--- Stated problem ---
Copy, in full, each line of the material that holds the word "credit".

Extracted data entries
—————
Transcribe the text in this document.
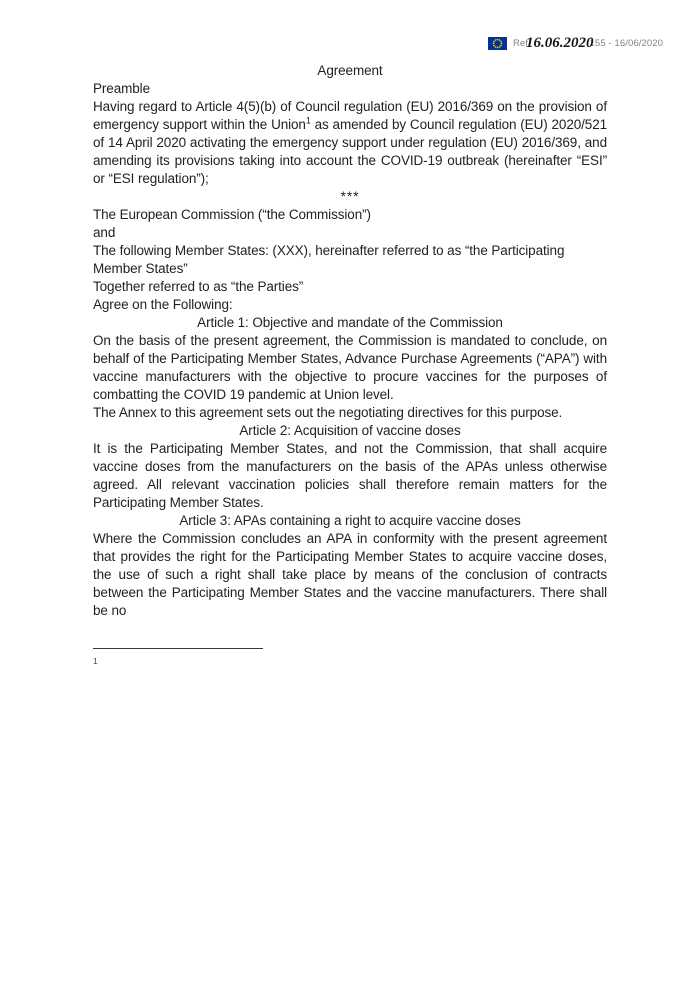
Ref
16.06.2020
155 - 16/06/2020
Agreement
Preamble

Having regard to Article 4(5)(b) of Council regulation (EU) 2016/369 on the provision of emergency support within the Union$^1$ as amended by Council regulation (EU) 2020/521 of 14 April 2020 activating the emergency support under regulation (EU) 2016/369, and amending its provisions taking into account the COVID-19 outbreak (hereinafter “ESI” or “ESI regulation”);

***

The European Commission (“the Commission”)

and

The following Member States: (XXX), hereinafter referred to as “the Participating Member States”

Together referred to as “the Parties”

Agree on the Following:

Article 1: Objective and mandate of the Commission

On the basis of the present agreement, the Commission is mandated to conclude, on behalf of the Participating Member States, Advance Purchase Agreements (“APA”) with vaccine manufacturers with the objective to procure vaccines for the purposes of combatting the COVID 19 pandemic at Union level.

The Annex to this agreement sets out the negotiating directives for this purpose.

Article 2: Acquisition of vaccine doses

It is the Participating Member States, and not the Commission, that shall acquire vaccine doses from the manufacturers on the basis of the APAs unless otherwise agreed. All relevant vaccination policies shall therefore remain matters for the Participating Member States.

Article 3: APAs containing a right to acquire vaccine doses

Where the Commission concludes an APA in conformity with the present agreement that provides the right for the Participating Member States to acquire vaccine doses, the use of such a right shall take place by means of the conclusion of contracts between the Participating Member States and the vaccine manufacturers. There shall be no

1
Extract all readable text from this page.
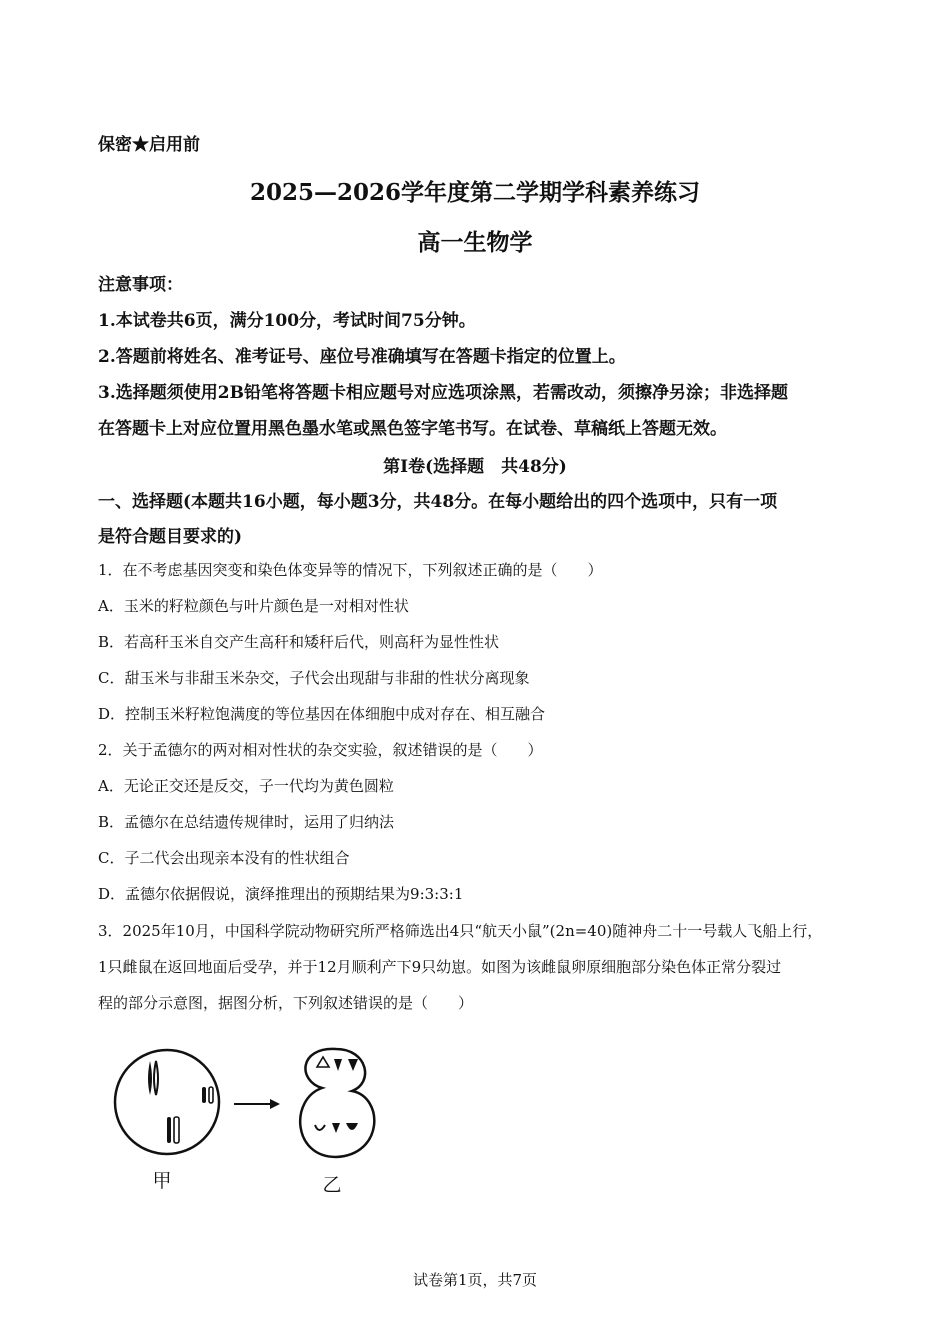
保密★启用前
2025—2026学年度第二学期学科素养练习
高一生物学
注意事项：
1.本试卷共6页，满分100分，考试时间75分钟。
2.答题前将姓名、准考证号、座位号准确填写在答题卡指定的位置上。
3.选择题须使用2B铅笔将答题卡相应题号对应选项涂黑，若需改动，须擦净另涂；非选择题
在答题卡上对应位置用黑色墨水笔或黑色签字笔书写。在试卷、草稿纸上答题无效。
第Ⅰ卷(选择题　共48分)
一、选择题(本题共16小题，每小题3分，共48分。在每小题给出的四个选项中，只有一项
是符合题目要求的)
1．在不考虑基因突变和染色体变异等的情况下，下列叙述正确的是（　　）
A．玉米的籽粒颜色与叶片颜色是一对相对性状
B．若高秆玉米自交产生高秆和矮秆后代，则高秆为显性性状
C．甜玉米与非甜玉米杂交，子代会出现甜与非甜的性状分离现象
D．控制玉米籽粒饱满度的等位基因在体细胞中成对存在、相互融合
2．关于孟德尔的两对相对性状的杂交实验，叙述错误的是（　　）
A．无论正交还是反交，子一代均为黄色圆粒
B．孟德尔在总结遗传规律时，运用了归纳法
C．子二代会出现亲本没有的性状组合
D．孟德尔依据假说，演绎推理出的预期结果为9:3:3:1
3．2025年10月，中国科学院动物研究所严格筛选出4只“航天小鼠”(2n=40)随神舟二十一号载人飞船上行，
1只雌鼠在返回地面后受孕，并于12月顺利产下9只幼崽。如图为该雌鼠卵原细胞部分染色体正常分裂过
程的部分示意图，据图分析，下列叙述错误的是（　　）
甲	乙
试卷第1页，共7页
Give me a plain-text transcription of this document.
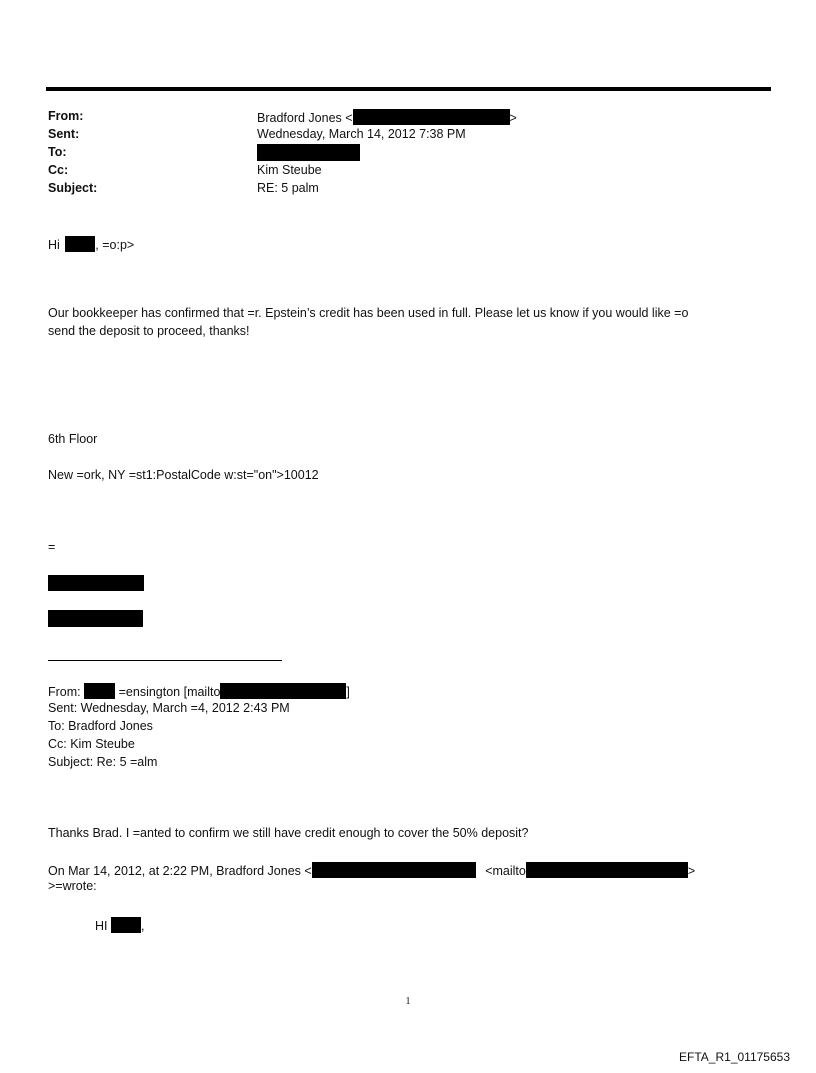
From:	Bradford Jones <	>
Sent:	Wednesday, March 14, 2012 7:38 PM
To:
Cc:	Kim Steube
Subject:	RE: 5 palm
Hi	, =o:p>
Our bookkeeper has confirmed that =r. Epstein’s credit has been used in full. Please let us know if you would like =o
send the deposit to proceed, thanks!
6th Floor
New =ork, NY =st1:PostalCode w:st="on">10012
=
From:	=ensington [mailto	]
Sent: Wednesday, March =4, 2012 2:43 PM
To: Bradford Jones
Cc: Kim Steube
Subject: Re: 5 =alm
Thanks Brad. I =anted to confirm we still have credit enough to cover the 50% deposit?
On Mar 14, 2012, at 2:22 PM, Bradford Jones <	<mailto	>
>=wrote:
HI	,
1
EFTA_R1_01175653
—————
--- Solution to the problem ---
Our bookkeeper has confirmed that =r. Epstein’s credit has been used in full. Please let us know if you would like =o
Thanks Brad. I =anted to confirm we still have credit enough to cover the 50% deposit?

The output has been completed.